### Records shown

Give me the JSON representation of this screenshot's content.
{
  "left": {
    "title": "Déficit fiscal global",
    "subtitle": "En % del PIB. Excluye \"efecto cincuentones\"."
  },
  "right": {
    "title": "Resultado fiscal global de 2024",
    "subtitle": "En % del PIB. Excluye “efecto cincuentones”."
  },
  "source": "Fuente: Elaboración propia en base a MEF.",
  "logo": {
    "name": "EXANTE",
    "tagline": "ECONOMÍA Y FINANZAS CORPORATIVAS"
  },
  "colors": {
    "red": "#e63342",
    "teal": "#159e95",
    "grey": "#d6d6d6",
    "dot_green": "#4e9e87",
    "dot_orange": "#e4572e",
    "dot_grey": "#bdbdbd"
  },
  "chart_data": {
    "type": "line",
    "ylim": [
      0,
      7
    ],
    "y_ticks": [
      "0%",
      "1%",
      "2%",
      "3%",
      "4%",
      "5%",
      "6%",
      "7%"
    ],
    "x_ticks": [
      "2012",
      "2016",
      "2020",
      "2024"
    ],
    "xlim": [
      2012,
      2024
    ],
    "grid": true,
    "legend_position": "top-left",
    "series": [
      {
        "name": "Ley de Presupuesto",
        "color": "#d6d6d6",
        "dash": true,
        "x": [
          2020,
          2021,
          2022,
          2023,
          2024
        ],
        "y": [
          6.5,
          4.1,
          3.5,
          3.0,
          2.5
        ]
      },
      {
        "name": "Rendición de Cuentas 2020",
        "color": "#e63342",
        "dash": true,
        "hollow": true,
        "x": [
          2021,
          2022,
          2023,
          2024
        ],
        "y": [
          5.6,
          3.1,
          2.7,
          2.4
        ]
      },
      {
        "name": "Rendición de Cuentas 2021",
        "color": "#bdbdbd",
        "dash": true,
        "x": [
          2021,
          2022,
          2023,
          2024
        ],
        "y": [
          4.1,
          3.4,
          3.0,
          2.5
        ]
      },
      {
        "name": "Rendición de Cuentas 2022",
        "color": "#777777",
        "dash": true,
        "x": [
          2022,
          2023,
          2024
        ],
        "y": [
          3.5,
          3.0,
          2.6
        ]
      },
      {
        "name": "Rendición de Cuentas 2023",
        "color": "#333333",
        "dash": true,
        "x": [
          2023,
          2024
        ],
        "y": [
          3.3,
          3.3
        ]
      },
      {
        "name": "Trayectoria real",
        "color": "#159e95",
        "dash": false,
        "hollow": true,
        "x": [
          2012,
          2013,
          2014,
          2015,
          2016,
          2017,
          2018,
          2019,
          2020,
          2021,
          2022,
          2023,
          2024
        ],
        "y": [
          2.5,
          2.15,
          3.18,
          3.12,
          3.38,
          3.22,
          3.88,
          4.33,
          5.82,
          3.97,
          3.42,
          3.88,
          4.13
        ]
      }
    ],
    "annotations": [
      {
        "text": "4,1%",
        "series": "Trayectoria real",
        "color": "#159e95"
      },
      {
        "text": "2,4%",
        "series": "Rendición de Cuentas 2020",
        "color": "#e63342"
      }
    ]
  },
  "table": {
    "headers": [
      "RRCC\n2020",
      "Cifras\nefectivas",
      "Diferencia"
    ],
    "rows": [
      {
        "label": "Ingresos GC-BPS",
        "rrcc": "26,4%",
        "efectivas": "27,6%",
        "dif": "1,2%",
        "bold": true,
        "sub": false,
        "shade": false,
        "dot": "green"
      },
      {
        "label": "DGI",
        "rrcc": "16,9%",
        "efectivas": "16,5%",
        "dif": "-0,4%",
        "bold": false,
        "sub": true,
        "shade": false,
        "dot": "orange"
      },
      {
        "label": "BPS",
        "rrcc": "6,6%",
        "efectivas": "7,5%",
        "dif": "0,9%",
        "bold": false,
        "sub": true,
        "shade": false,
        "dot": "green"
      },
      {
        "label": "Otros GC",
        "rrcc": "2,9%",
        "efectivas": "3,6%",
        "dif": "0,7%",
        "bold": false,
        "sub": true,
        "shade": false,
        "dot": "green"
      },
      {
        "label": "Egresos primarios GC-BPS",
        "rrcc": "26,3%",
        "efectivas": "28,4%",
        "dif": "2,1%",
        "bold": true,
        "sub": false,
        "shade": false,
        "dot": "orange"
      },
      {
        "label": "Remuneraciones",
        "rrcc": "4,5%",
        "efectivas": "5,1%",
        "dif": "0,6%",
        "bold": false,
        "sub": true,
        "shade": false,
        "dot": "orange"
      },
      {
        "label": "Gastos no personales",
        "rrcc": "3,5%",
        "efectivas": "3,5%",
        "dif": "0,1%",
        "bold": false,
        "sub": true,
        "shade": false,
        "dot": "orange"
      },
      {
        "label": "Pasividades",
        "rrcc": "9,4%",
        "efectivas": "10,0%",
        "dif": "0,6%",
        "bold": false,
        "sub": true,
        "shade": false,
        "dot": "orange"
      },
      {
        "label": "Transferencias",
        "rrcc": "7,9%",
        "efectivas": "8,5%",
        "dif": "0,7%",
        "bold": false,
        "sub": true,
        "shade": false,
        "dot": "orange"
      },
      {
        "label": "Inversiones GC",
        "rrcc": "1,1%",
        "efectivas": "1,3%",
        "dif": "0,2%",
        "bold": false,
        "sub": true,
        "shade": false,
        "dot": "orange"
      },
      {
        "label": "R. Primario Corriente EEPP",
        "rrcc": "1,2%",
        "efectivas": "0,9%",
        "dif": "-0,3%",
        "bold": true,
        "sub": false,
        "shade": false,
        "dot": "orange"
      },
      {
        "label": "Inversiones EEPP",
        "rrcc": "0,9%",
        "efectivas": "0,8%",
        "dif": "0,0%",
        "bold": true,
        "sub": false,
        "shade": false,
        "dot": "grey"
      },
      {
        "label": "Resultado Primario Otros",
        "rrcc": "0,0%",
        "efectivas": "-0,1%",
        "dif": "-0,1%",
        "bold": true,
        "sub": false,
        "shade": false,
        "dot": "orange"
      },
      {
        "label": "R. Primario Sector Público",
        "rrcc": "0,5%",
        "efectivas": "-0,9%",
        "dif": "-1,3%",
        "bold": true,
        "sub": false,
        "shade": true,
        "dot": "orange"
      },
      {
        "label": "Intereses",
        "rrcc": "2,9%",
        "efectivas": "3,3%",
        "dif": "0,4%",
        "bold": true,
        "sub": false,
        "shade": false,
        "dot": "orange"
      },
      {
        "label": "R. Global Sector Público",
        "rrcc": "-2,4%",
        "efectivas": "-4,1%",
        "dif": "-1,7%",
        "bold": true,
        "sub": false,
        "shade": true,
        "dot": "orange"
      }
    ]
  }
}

### Problem statement
Reproduce the entries above exactly.

### Task output
Give me the JSON representation of this screenshot's content.
{
  "left": {
    "title": "Déficit fiscal global",
    "subtitle": "En % del PIB. Excluye \"efecto cincuentones\"."
  },
  "right": {
    "title": "Resultado fiscal global de 2024",
    "subtitle": "En % del PIB. Excluye “efecto cincuentones”."
  },
  "source": "Fuente: Elaboración propia en base a MEF.",
  "logo": {
    "name": "EXANTE",
    "tagline": "ECONOMÍA Y FINANZAS CORPORATIVAS"
  },
  "colors": {
    "red": "#e63342",
    "teal": "#159e95",
    "grey": "#d6d6d6",
    "dot_green": "#4e9e87",
    "dot_orange": "#e4572e",
    "dot_grey": "#bdbdbd"
  },
  "chart_data": {
    "type": "line",
    "ylim": [
      0,
      7
    ],
    "y_ticks": [
      "0%",
      "1%",
      "2%",
      "3%",
      "4%",
      "5%",
      "6%",
      "7%"
    ],
    "x_ticks": [
      "2012",
      "2016",
      "2020",
      "2024"
    ],
    "xlim": [
      2012,
      2024
    ],
    "grid": true,
    "legend_position": "top-left",
    "series": [
      {
        "name": "Ley de Presupuesto",
        "color": "#d6d6d6",
        "dash": true,
        "x": [
          2020,
          2021,
          2022,
          2023,
          2024
        ],
        "y": [
          6.5,
          4.1,
          3.5,
          3.0,
          2.5
        ]
      },
      {
        "name": "Rendición de Cuentas 2020",
        "color": "#e63342",
        "dash": true,
        "hollow": true,
        "x": [
          2021,
          2022,
          2023,
          2024
        ],
        "y": [
          5.6,
          3.1,
          2.7,
          2.4
        ]
      },
      {
        "name": "Rendición de Cuentas 2021",
        "color": "#bdbdbd",
        "dash": true,
        "x": [
          2021,
          2022,
          2023,
          2024
        ],
        "y": [
          4.1,
          3.4,
          3.0,
          2.5
        ]
      },
      {
        "name": "Rendición de Cuentas 2022",
        "color": "#777777",
        "dash": true,
        "x": [
          2022,
          2023,
          2024
        ],
        "y": [
          3.5,
          3.0,
          2.6
        ]
      },
      {
        "name": "Rendición de Cuentas 2023",
        "color": "#333333",
        "dash": true,
        "x": [
          2023,
          2024
        ],
        "y": [
          3.3,
          3.3
        ]
      },
      {
        "name": "Trayectoria real",
        "color": "#159e95",
        "dash": false,
        "hollow": true,
        "x": [
          2012,
          2013,
          2014,
          2015,
          2016,
          2017,
          2018,
          2019,
          2020,
          2021,
          2022,
          2023,
          2024
        ],
        "y": [
          2.5,
          2.15,
          3.18,
          3.12,
          3.38,
          3.22,
          3.88,
          4.33,
          5.82,
          3.97,
          3.42,
          3.88,
          4.13
        ]
      }
    ],
    "annotations": [
      {
        "text": "4,1%",
        "series": "Trayectoria real",
        "color": "#159e95"
      },
      {
        "text": "2,4%",
        "series": "Rendición de Cuentas 2020",
        "color": "#e63342"
      }
    ]
  },
  "table": {
    "headers": [
      "RRCC\n2020",
      "Cifras\nefectivas",
      "Diferencia"
    ],
    "rows": [
      {
        "label": "Ingresos GC-BPS",
        "rrcc": "26,4%",
        "efectivas": "27,6%",
        "dif": "1,2%",
        "bold": true,
        "sub": false,
        "shade": false,
        "dot": "green"
      },
      {
        "label": "DGI",
        "rrcc": "16,9%",
        "efectivas": "16,5%",
        "dif": "-0,4%",
        "bold": false,
        "sub": true,
        "shade": false,
        "dot": "orange"
      },
      {
        "label": "BPS",
        "rrcc": "6,6%",
        "efectivas": "7,5%",
        "dif": "0,9%",
        "bold": false,
        "sub": true,
        "shade": false,
        "dot": "green"
      },
      {
        "label": "Otros GC",
        "rrcc": "2,9%",
        "efectivas": "3,6%",
        "dif": "0,7%",
        "bold": false,
        "sub": true,
        "shade": false,
        "dot": "green"
      },
      {
        "label": "Egresos primarios GC-BPS",
        "rrcc": "26,3%",
        "efectivas": "28,4%",
        "dif": "2,1%",
        "bold": true,
        "sub": false,
        "shade": false,
        "dot": "orange"
      },
      {
        "label": "Remuneraciones",
        "rrcc": "4,5%",
        "efectivas": "5,1%",
        "dif": "0,6%",
        "bold": false,
        "sub": true,
        "shade": false,
        "dot": "orange"
      },
      {
        "label": "Gastos no personales",
        "rrcc": "3,5%",
        "efectivas": "3,5%",
        "dif": "0,1%",
        "bold": false,
        "sub": true,
        "shade": false,
        "dot": "orange"
      },
      {
        "label": "Pasividades",
        "rrcc": "9,4%",
        "efectivas": "10,0%",
        "dif": "0,6%",
        "bold": false,
        "sub": true,
        "shade": false,
        "dot": "orange"
      },
      {
        "label": "Transferencias",
        "rrcc": "7,9%",
        "efectivas": "8,5%",
        "dif": "0,7%",
        "bold": false,
        "sub": true,
        "shade": false,
        "dot": "orange"
      },
      {
        "label": "Inversiones GC",
        "rrcc": "1,1%",
        "efectivas": "1,3%",
        "dif": "0,2%",
        "bold": false,
        "sub": true,
        "shade": false,
        "dot": "orange"
      },
      {
        "label": "R. Primario Corriente EEPP",
        "rrcc": "1,2%",
        "efectivas": "0,9%",
        "dif": "-0,3%",
        "bold": true,
        "sub": false,
        "shade": false,
        "dot": "orange"
      },
      {
        "label": "Inversiones EEPP",
        "rrcc": "0,9%",
        "efectivas": "0,8%",
        "dif": "0,0%",
        "bold": true,
        "sub": false,
        "shade": false,
        "dot": "grey"
      },
      {
        "label": "Resultado Primario Otros",
        "rrcc": "0,0%",
        "efectivas": "-0,1%",
        "dif": "-0,1%",
        "bold": true,
        "sub": false,
        "shade": false,
        "dot": "orange"
      },
      {
        "label": "R. Primario Sector Público",
        "rrcc": "0,5%",
        "efectivas": "-0,9%",
        "dif": "-1,3%",
        "bold": true,
        "sub": false,
        "shade": true,
        "dot": "orange"
      },
      {
        "label": "Intereses",
        "rrcc": "2,9%",
        "efectivas": "3,3%",
        "dif": "0,4%",
        "bold": true,
        "sub": false,
        "shade": false,
        "dot": "orange"
      },
      {
        "label": "R. Global Sector Público",
        "rrcc": "-2,4%",
        "efectivas": "-4,1%",
        "dif": "-1,7%",
        "bold": true,
        "sub": false,
        "shade": true,
        "dot": "orange"
      }
    ]
  }
}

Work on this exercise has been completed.